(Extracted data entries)
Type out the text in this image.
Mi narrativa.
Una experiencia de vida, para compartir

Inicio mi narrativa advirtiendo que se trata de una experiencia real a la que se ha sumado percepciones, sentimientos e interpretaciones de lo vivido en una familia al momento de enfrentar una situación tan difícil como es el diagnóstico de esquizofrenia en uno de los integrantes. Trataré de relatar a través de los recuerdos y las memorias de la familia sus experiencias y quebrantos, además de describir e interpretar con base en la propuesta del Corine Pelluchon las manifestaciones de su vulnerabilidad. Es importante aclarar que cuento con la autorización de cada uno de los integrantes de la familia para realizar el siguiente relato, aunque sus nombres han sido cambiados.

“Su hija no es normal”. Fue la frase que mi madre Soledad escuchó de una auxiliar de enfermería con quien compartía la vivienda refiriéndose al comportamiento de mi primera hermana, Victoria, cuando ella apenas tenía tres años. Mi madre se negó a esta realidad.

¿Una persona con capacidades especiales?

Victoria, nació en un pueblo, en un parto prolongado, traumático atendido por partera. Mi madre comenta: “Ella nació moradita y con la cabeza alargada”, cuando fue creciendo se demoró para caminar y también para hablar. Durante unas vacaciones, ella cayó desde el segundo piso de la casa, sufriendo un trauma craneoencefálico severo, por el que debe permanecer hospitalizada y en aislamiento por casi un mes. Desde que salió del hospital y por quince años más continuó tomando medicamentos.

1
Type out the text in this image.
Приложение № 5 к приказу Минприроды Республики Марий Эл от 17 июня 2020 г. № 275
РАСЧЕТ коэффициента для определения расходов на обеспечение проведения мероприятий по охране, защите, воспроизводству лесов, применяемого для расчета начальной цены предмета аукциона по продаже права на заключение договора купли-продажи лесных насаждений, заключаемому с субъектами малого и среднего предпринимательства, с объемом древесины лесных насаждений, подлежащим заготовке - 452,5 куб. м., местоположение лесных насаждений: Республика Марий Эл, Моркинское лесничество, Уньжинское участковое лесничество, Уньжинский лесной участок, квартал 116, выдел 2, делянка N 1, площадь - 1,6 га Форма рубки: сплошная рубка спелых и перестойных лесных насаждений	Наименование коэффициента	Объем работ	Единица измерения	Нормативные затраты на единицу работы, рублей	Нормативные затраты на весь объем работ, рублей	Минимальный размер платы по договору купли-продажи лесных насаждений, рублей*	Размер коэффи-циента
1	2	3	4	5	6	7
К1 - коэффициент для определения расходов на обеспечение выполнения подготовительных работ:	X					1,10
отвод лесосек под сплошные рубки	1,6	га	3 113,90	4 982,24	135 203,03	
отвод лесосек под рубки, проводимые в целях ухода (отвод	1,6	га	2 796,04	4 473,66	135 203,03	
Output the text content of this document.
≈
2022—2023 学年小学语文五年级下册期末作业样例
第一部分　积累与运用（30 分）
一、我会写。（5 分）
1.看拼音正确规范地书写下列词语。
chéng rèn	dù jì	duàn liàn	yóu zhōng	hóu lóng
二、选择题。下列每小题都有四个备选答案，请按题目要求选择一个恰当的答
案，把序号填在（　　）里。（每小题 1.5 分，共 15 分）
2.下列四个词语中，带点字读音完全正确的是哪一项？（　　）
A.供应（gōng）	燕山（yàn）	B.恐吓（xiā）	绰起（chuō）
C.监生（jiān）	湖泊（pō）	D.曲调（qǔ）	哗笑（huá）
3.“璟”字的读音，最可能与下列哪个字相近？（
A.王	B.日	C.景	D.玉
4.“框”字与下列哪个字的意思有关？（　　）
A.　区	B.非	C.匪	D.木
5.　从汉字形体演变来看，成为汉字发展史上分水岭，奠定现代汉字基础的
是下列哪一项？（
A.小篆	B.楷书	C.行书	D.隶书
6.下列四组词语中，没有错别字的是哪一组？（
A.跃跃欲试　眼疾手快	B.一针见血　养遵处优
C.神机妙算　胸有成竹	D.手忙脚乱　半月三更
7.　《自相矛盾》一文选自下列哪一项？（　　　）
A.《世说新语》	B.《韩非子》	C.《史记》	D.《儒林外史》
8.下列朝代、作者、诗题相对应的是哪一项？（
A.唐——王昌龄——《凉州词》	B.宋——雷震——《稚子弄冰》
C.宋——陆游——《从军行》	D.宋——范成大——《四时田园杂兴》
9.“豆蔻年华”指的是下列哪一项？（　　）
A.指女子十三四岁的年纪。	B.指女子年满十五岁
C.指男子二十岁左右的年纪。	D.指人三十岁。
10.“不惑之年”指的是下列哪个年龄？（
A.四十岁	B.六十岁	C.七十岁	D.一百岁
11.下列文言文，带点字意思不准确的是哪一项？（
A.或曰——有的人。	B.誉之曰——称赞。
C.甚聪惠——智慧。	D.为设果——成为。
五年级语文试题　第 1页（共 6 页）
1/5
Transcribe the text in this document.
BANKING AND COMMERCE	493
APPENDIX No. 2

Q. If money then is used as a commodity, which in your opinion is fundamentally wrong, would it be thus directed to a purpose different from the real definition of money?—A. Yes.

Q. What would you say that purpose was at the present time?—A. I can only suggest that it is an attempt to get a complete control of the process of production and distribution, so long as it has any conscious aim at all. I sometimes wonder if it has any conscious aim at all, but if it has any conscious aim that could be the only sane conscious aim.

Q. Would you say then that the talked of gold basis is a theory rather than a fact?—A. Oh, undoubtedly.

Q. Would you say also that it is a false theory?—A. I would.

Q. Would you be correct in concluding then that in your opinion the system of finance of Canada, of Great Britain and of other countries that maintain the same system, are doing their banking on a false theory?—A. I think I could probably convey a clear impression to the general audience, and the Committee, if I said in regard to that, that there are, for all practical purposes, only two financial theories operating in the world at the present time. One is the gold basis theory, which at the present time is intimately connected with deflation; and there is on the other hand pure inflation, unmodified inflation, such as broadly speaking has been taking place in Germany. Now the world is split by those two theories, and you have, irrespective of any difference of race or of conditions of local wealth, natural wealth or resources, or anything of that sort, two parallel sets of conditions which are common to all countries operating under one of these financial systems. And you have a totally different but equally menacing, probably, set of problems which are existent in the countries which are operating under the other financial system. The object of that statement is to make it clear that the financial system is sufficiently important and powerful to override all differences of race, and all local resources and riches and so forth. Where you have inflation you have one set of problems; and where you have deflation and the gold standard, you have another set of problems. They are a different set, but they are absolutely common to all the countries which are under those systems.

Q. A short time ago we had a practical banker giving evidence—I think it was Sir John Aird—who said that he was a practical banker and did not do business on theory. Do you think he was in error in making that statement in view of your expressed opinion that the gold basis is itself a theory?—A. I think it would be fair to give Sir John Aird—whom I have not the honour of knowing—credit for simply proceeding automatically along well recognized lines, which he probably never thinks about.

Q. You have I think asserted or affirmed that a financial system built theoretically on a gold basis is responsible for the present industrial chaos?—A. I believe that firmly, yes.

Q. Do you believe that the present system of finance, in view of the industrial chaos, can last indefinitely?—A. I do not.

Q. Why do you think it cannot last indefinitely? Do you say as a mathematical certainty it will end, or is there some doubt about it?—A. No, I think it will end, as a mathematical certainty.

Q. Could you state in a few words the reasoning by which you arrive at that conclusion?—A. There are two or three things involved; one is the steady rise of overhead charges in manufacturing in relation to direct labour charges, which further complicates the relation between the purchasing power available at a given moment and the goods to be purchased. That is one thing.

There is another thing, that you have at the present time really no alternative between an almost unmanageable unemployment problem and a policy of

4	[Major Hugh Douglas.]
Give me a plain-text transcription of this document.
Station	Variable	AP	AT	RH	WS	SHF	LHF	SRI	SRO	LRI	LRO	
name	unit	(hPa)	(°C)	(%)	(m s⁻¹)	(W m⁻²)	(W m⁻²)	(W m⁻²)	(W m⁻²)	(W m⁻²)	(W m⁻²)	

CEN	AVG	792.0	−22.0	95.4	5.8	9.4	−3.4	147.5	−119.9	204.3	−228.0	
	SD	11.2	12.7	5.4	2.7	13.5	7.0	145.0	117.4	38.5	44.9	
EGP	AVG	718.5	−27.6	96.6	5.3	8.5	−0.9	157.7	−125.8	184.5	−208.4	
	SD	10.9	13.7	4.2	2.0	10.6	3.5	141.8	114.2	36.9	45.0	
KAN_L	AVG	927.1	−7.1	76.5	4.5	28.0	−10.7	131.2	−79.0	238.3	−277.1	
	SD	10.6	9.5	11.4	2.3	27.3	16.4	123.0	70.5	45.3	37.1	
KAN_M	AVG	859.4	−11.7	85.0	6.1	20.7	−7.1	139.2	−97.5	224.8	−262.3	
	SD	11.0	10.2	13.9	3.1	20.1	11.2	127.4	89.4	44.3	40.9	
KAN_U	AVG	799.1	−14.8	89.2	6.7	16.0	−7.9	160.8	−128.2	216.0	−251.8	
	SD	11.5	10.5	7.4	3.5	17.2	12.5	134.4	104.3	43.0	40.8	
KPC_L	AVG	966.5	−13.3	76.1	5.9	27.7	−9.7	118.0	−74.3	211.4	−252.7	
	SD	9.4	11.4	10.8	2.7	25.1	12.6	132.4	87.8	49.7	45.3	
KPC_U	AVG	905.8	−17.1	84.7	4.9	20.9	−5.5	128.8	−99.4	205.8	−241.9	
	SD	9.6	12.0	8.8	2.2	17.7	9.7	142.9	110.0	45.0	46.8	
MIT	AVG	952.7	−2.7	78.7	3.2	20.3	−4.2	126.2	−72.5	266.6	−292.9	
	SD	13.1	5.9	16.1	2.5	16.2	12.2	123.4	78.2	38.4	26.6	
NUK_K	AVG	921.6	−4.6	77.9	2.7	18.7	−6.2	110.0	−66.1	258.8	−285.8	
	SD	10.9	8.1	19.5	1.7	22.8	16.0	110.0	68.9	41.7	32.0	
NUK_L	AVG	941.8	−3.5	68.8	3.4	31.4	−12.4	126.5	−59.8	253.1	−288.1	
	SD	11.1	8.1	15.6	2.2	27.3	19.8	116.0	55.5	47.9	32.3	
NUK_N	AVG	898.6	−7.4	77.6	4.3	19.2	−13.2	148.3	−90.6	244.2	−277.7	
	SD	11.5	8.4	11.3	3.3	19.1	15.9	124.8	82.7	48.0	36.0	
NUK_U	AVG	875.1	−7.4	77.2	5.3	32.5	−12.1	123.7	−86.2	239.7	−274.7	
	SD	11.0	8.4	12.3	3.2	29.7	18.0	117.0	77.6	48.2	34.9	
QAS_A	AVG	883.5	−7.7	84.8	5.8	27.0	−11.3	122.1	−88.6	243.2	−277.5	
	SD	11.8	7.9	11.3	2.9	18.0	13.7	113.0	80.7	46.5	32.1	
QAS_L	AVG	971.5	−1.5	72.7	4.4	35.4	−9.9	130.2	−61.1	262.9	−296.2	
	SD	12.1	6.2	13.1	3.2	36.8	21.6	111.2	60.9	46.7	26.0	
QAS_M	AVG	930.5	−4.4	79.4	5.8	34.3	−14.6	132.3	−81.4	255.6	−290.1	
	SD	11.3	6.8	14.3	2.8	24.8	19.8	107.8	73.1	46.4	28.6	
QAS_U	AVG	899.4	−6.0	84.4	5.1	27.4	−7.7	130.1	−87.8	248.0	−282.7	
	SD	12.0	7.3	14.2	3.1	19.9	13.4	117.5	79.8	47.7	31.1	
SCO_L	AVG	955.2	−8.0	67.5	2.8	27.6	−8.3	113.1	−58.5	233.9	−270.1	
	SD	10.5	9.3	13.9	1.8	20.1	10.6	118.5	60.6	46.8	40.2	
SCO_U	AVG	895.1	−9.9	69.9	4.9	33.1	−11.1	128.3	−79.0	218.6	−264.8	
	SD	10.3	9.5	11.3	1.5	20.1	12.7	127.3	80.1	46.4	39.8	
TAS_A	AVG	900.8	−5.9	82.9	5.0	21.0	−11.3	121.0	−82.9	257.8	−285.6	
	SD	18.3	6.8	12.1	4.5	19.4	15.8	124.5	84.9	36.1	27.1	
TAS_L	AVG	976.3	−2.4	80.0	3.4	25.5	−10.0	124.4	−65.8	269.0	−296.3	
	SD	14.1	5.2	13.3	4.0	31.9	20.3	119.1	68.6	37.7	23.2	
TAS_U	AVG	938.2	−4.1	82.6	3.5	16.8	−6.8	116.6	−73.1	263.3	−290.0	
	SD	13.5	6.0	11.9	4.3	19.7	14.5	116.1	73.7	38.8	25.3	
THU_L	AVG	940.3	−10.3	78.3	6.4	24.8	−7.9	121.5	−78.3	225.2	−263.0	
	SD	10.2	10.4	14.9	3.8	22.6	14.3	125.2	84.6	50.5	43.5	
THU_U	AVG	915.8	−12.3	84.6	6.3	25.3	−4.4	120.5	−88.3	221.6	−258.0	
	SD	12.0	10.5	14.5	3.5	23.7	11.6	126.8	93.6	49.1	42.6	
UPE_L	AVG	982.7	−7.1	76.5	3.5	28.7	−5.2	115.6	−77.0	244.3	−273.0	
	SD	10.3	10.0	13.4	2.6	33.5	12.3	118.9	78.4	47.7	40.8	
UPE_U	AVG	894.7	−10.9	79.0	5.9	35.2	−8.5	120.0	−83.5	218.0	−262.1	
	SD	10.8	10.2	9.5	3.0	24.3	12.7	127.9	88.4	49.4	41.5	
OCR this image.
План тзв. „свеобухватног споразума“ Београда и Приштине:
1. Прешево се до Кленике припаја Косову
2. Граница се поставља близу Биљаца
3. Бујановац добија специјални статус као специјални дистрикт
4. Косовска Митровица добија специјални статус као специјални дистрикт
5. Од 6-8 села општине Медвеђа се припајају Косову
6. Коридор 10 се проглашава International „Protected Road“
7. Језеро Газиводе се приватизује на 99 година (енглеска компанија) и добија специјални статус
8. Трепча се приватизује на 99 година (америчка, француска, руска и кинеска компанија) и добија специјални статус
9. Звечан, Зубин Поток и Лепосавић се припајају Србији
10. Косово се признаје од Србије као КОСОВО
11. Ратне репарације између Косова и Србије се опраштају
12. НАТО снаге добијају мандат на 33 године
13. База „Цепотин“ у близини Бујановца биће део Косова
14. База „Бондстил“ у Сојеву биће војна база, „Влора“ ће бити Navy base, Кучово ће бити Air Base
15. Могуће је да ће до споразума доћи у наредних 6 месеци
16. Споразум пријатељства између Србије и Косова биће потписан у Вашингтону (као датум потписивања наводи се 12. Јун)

◆ Description of the task:
Read the entries and pick out all lines that include the word "компанија".

◆ Answer to this exercise:
7. Језеро Газиводе се приватизује на 99 година (енглеска компанија) и добија специјални статус
8. Трепча се приватизује на 99 година (америчка, француска, руска и кинеска компанија) и добија специјални статус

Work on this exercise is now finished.